Given problem: In the material below, find every line with "подобни" and pull it out.

Extracted records:
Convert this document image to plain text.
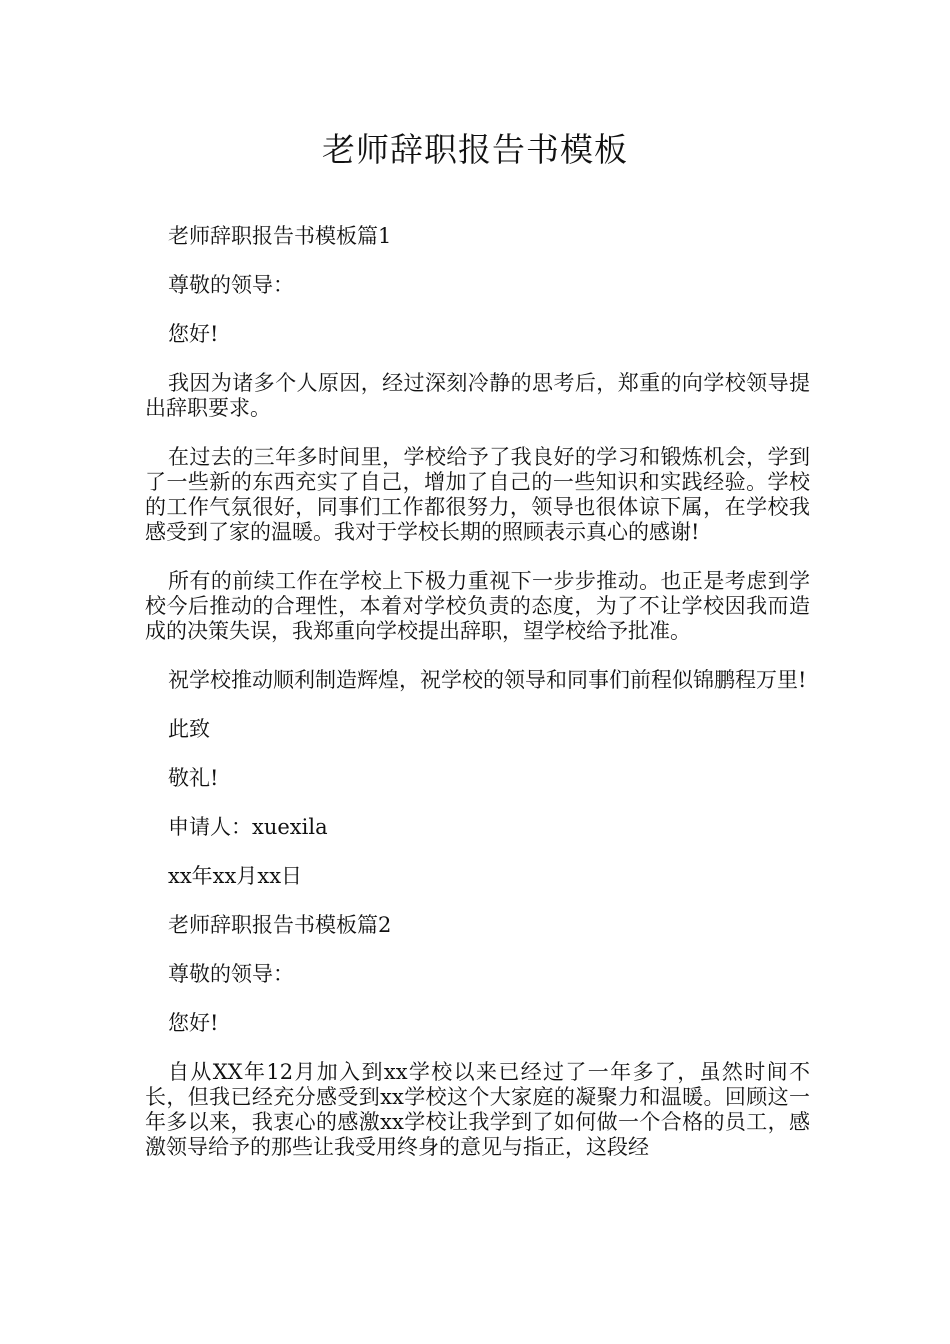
老师辞职报告书模板

老师辞职报告书模板篇1

尊敬的领导：

您好!

我因为诸多个人原因，经过深刻冷静的思考后，郑重的向学校领导提出辞职要求。

在过去的三年多时间里，学校给予了我良好的学习和锻炼机会，学到了一些新的东西充实了自己，增加了自己的一些知识和实践经验。学校的工作气氛很好，同事们工作都很努力，领导也很体谅下属，在学校我感受到了家的温暖。我对于学校长期的照顾表示真心的感谢!

所有的前续工作在学校上下极力重视下一步步推动。也正是考虑到学校今后推动的合理性，本着对学校负责的态度，为了不让学校因我而造成的决策失误，我郑重向学校提出辞职，望学校给予批准。

祝学校推动顺利制造辉煌，祝学校的领导和同事们前程似锦鹏程万里!

此致

敬礼!

申请人：xuexila

xx年xx月xx日

老师辞职报告书模板篇2

尊敬的领导：

您好!

自从XX年12月加入到xx学校以来已经过了一年多了，虽然时间不长，但我已经充分感受到xx学校这个大家庭的凝聚力和温暖。回顾这一年多以来，我衷心的感激xx学校让我学到了如何做一个合格的员工，感激领导给予的那些让我受用终身的意见与指正，这段经
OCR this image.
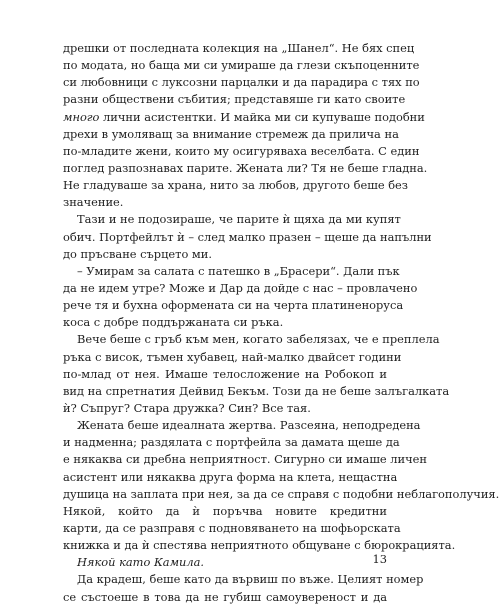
дрешки от последната колекция на „Шанел“. Не бях спец
по модата, но баща ми си умираше да глези скъпоценните
си любовници с луксозни парцалки и да парадира с тях по
разни обществени събития; представяше ги като своите
много лични асистентки. И майка ми си купуваше подобни
дрехи в умоляващ за внимание стремеж да прилича на
по-младите жени, които му осигуряваха веселбата. С един
поглед разпознавах парите. Жената ли? Тя не беше гладна.
Не гладуваше за храна, нито за любов, другото беше без
значение.
Тази и не подозираше, че парите ѝ щяха да ми купят
обич. Портфейлът ѝ – след малко празен – щеше да напълни
до пръсване сърцето ми.
– Умирам за салата с патешко в „Брасери“. Дали пък
да не идем утре? Може и Дар да дойде с нас – провлачено
рече тя и бухна оформената си на черта платиненоруса
коса с добре поддържаната си ръка.
Вече беше с гръб към мен, когато забелязах, че е преплела
ръка с висок, тъмен хубавец, най-малко двайсет години
по-млад от нея. Имаше телосложение на Робокоп и
вид на спретнатия Дейвид Бекъм. Този да не беше залъгалката
ѝ? Съпруг? Стара дружка? Син? Все тая.
Жената беше идеалната жертва. Разсеяна, неподредена
и надменна; раздялата с портфейла за дамата щеше да
е някаква си дребна неприятност. Сигурно си имаше личен
асистент или някаква друга форма на клета, нещастна
душица на заплата при нея, за да се справя с подобни неблагополучия.
Някой, който да ѝ поръчва новите кредитни
карти, да се разправя с подновяването на шофьорската
книжка и да ѝ спестява неприятното общуване с бюрокрацията.
Някой като Камила.
Да крадеш, беше като да вървиш по въже. Целият номер
се състоеше в това да не губиш самоувереност и да
13
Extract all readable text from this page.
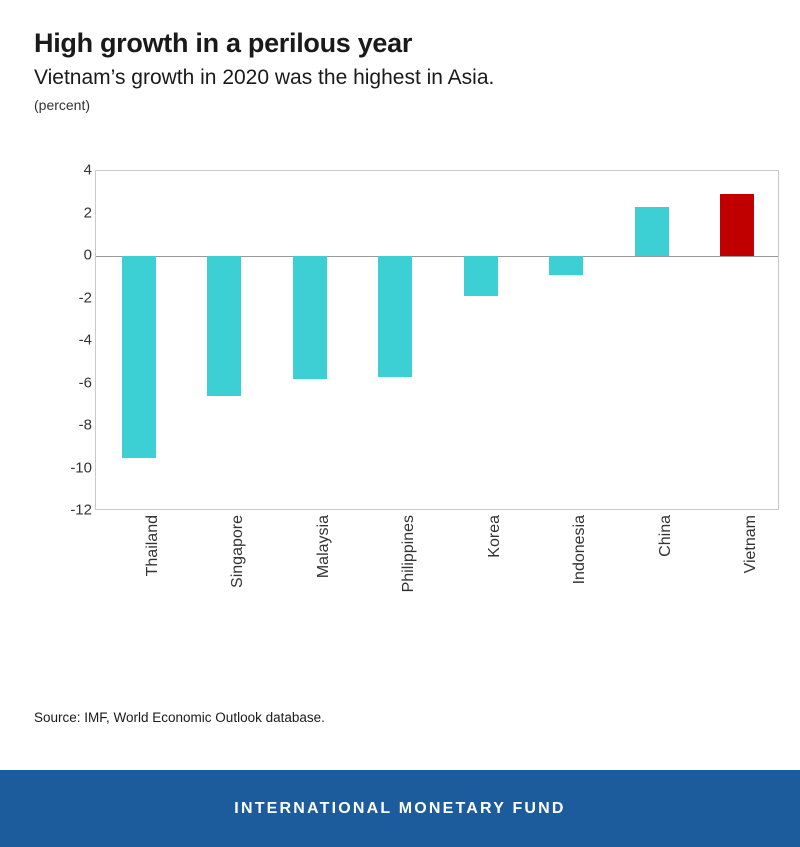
High growth in a perilous year
Vietnam’s growth in 2020 was the highest in Asia.
(percent)
4
2
0
-2
-4
-6
-8
-10
-12
Thailand	Singapore	Malaysia	Philippines	Korea	Indonesia	China	Vietnam
Source: IMF, World Economic Outlook database.
INTERNATIONAL MONETARY FUND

The solution:
много лични асистентки. И майка ми си купуваше подобни
душица на заплата при нея, за да се справя с подобни неблагополучия.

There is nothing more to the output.